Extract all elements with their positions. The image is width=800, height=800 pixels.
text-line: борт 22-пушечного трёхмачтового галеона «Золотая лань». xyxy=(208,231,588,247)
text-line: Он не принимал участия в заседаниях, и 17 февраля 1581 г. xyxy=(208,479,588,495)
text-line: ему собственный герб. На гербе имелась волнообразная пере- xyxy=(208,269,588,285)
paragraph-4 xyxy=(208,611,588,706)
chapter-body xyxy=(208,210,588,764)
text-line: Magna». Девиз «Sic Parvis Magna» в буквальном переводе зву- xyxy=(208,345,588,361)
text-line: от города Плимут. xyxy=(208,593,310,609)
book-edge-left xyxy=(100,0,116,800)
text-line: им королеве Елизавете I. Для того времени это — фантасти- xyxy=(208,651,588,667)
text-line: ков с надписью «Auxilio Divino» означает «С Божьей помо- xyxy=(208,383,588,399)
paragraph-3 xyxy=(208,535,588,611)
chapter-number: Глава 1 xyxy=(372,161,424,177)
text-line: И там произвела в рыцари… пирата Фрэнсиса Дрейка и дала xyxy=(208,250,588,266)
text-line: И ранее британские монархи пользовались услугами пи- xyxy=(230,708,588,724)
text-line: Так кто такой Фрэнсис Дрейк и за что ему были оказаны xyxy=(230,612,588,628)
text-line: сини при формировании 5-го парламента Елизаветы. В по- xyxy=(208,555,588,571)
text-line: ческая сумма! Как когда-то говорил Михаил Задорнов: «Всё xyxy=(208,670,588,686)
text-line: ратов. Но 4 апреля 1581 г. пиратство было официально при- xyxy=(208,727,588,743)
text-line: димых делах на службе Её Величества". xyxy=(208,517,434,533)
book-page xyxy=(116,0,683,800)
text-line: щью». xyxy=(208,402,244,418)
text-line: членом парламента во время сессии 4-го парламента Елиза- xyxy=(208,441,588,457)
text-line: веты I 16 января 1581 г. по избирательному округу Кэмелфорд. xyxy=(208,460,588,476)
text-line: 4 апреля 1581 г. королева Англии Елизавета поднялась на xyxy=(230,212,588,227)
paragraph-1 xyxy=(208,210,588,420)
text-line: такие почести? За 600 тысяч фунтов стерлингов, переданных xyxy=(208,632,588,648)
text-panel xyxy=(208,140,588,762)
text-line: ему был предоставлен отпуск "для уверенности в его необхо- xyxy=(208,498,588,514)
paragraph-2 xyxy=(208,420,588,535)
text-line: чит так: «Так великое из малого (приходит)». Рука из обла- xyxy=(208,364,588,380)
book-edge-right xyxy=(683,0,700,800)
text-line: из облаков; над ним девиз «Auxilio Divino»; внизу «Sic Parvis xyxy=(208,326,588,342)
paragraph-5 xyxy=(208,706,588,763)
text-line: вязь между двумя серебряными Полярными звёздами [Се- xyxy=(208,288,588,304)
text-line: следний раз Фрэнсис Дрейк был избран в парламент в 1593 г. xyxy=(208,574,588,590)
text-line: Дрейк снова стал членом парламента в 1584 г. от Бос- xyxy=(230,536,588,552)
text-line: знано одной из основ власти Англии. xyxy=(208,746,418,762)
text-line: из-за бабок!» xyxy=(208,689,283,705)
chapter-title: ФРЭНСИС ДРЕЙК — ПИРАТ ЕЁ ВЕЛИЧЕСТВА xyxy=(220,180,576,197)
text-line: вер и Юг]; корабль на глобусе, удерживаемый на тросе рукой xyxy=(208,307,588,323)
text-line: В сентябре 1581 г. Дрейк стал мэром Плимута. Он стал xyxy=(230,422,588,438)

## What the task requires
Convert every line of the material above into a Markdown table with two columns, Row and Line, numbering each line and omitting blank lines.

## Exercise output
| Row | Line |
|---|---|
| 1 | Extract all elements with their positions. The image is width=800, height=800 pixels. |
| 2 | text-line: борт 22-пушечного трёхмачтового галеона «Золотая лань». xyxy=(208,231,588,247) |
| 3 | text-line: Он не принимал участия в заседаниях, и 17 февраля 1581 г. xyxy=(208,479,588,495) |
| 4 | text-line: ему собственный герб. На гербе имелась волнообразная пере- xyxy=(208,269,588,285) |
| 5 | paragraph-4 xyxy=(208,611,588,706) |
| 6 | chapter-body xyxy=(208,210,588,764) |
| 7 | text-line: Magna». Девиз «Sic Parvis Magna» в буквальном переводе зву- xyxy=(208,345,588,361) |
| 8 | text-line: от города Плимут. xyxy=(208,593,310,609) |
| 9 | book-edge-left xyxy=(100,0,116,800) |
| 10 | text-line: им королеве Елизавете I. Для того времени это — фантасти- xyxy=(208,651,588,667) |
| 11 | text-line: ков с надписью «Auxilio Divino» означает «С Божьей помо- xyxy=(208,383,588,399) |
| 12 | paragraph-3 xyxy=(208,535,588,611) |
| 13 | chapter-number: Глава 1 xyxy=(372,161,424,177) |
| 14 | text-line: И там произвела в рыцари… пирата Фрэнсиса Дрейка и дала xyxy=(208,250,588,266) |
| 15 | text-line: И ранее британские монархи пользовались услугами пи- xyxy=(230,708,588,724) |
| 16 | text-line: Так кто такой Фрэнсис Дрейк и за что ему были оказаны xyxy=(230,612,588,628) |
| 17 | text-line: сини при формировании 5-го парламента Елизаветы. В по- xyxy=(208,555,588,571) |
| 18 | text-line: ческая сумма! Как когда-то говорил Михаил Задорнов: «Всё xyxy=(208,670,588,686) |
| 19 | text-line: ратов. Но 4 апреля 1581 г. пиратство было официально при- xyxy=(208,727,588,743) |
| 20 | text-line: димых делах на службе Её Величества". xyxy=(208,517,434,533) |
| 21 | book-page xyxy=(116,0,683,800) |
| 22 | text-line: щью». xyxy=(208,402,244,418) |
| 23 | text-line: членом парламента во время сессии 4-го парламента Елиза- xyxy=(208,441,588,457) |
| 24 | text-line: веты I 16 января 1581 г. по избирательному округу Кэмелфорд. xyxy=(208,460,588,476) |
| 25 | text-line: 4 апреля 1581 г. королева Англии Елизавета поднялась на xyxy=(230,212,588,227) |
| 26 | paragraph-1 xyxy=(208,210,588,420) |
| 27 | text-line: такие почести? За 600 тысяч фунтов стерлингов, переданных xyxy=(208,632,588,648) |
| 28 | text-panel xyxy=(208,140,588,762) |
| 29 | text-line: ему был предоставлен отпуск "для уверенности в его необхо- xyxy=(208,498,588,514) |
| 30 | paragraph-2 xyxy=(208,420,588,535) |
| 31 | text-line: чит так: «Так великое из малого (приходит)». Рука из обла- xyxy=(208,364,588,380) |
| 32 | book-edge-right xyxy=(683,0,700,800) |
| 33 | text-line: из облаков; над ним девиз «Auxilio Divino»; внизу «Sic Parvis xyxy=(208,326,588,342) |
| 34 | paragraph-5 xyxy=(208,706,588,763) |
| 35 | text-line: вязь между двумя серебряными Полярными звёздами [Се- xyxy=(208,288,588,304) |
| 36 | text-line: следний раз Фрэнсис Дрейк был избран в парламент в 1593 г. xyxy=(208,574,588,590) |
| 37 | text-line: Дрейк снова стал членом парламента в 1584 г. от Бос- xyxy=(230,536,588,552) |
| 38 | text-line: знано одной из основ власти Англии. xyxy=(208,746,418,762) |
| 39 | text-line: из-за бабок!» xyxy=(208,689,283,705) |
| 40 | chapter-title: ФРЭНСИС ДРЕЙК — ПИРАТ ЕЁ ВЕЛИЧЕСТВА xyxy=(220,180,576,197) |
| 41 | text-line: вер и Юг]; корабль на глобусе, удерживаемый на тросе рукой xyxy=(208,307,588,323) |
| 42 | text-line: В сентябре 1581 г. Дрейк стал мэром Плимута. Он стал xyxy=(230,422,588,438) |